## AIM OF THE TASK
Hunt for the word "After" across the entries below, copying each line that holds it.

(Extracted data entries)
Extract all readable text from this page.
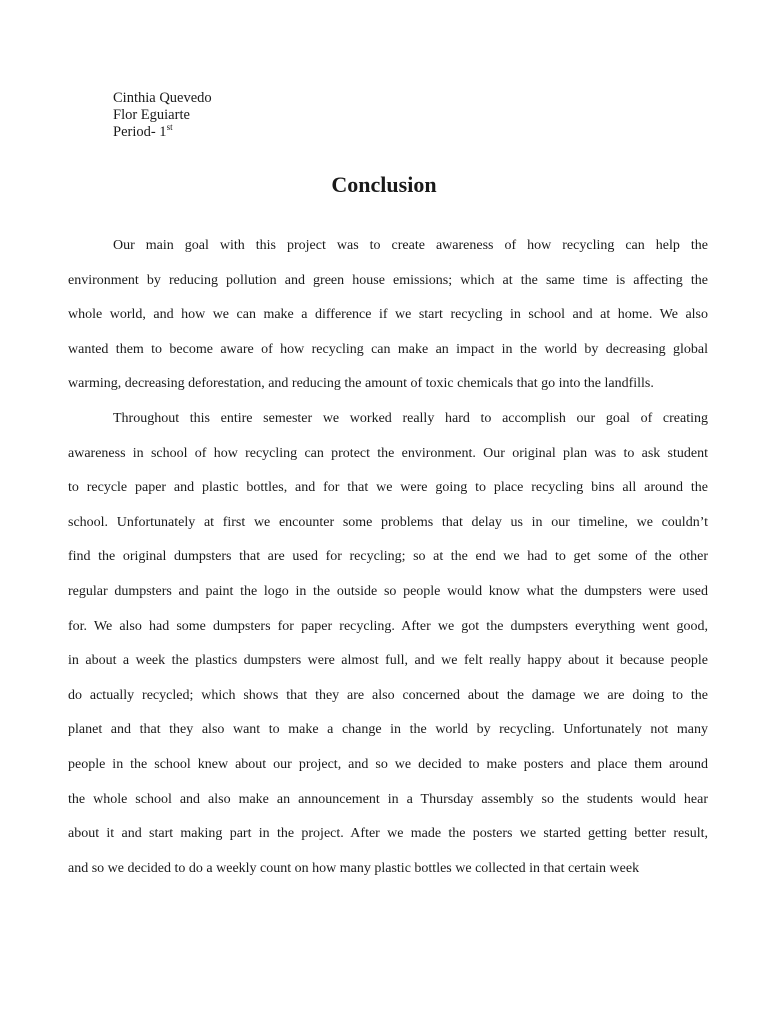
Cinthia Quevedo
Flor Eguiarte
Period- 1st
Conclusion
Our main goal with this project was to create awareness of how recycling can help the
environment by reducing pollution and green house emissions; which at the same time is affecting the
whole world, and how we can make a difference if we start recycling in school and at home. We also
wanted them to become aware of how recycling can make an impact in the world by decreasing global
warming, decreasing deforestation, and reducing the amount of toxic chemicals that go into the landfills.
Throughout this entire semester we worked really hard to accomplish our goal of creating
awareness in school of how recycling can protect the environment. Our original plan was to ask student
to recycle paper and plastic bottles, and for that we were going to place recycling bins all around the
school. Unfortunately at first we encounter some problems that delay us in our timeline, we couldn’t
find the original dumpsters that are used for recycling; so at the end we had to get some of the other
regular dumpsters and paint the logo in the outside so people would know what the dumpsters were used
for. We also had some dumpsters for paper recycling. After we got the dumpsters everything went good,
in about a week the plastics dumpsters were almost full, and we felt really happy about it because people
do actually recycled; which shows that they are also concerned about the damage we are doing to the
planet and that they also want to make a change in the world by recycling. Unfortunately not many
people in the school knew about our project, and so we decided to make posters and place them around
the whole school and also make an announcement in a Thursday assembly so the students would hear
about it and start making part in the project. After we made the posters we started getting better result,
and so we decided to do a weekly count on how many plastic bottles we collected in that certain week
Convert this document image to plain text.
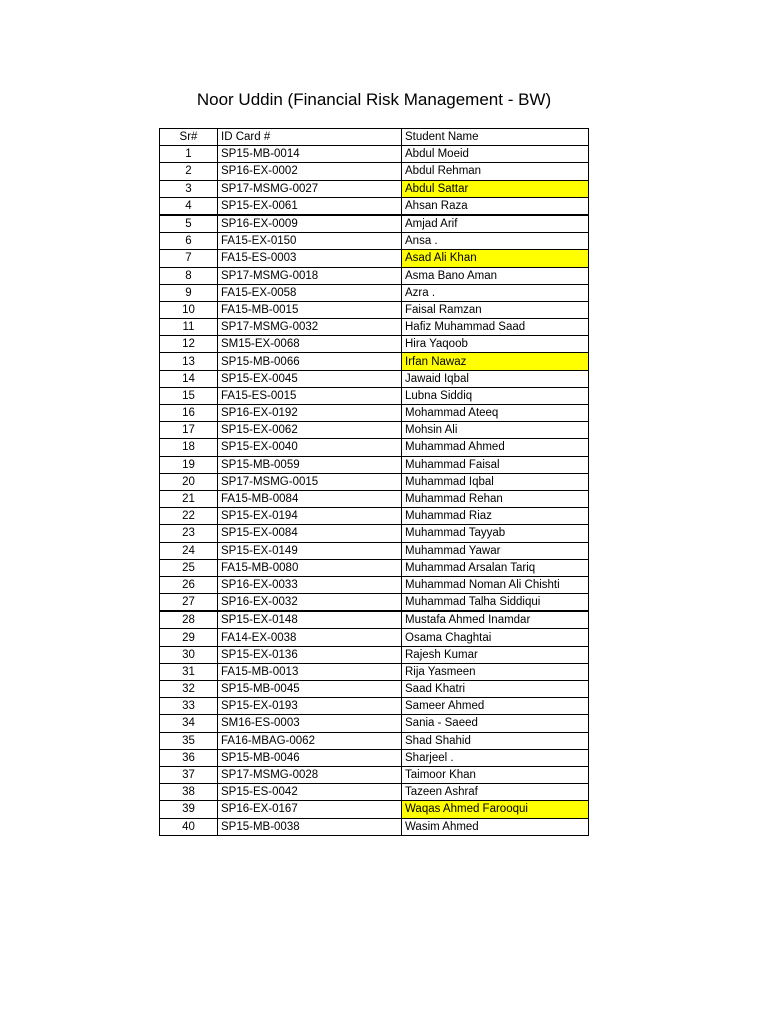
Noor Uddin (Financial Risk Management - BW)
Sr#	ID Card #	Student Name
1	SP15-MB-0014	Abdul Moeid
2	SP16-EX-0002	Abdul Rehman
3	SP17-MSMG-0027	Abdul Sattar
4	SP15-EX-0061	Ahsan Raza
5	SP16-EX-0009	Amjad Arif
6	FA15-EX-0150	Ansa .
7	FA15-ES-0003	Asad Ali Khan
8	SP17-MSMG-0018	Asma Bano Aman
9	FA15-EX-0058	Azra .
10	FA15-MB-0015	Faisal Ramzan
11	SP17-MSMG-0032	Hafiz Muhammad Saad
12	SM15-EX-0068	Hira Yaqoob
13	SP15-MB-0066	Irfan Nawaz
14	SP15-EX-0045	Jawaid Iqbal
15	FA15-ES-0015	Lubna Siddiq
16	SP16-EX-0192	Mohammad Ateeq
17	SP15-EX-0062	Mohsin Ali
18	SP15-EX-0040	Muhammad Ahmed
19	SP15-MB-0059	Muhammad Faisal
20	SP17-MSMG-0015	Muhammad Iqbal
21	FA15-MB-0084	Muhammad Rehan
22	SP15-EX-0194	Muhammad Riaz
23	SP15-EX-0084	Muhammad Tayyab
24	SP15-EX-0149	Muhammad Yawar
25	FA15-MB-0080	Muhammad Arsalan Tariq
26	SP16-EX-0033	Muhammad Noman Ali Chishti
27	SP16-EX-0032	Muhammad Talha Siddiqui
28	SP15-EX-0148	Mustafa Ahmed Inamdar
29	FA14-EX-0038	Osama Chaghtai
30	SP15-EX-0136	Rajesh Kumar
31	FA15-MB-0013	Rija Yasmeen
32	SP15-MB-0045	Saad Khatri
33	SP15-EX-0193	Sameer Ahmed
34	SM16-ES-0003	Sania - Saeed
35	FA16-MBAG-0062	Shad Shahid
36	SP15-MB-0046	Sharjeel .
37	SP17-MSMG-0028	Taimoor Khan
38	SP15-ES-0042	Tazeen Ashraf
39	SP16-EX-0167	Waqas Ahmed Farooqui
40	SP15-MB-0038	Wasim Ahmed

## SOLUTION FOR THIS TASK
for. We also had some dumpsters for paper recycling. After we got the dumpsters everything went good,
about it and start making part in the project. After we made the posters we started getting better result,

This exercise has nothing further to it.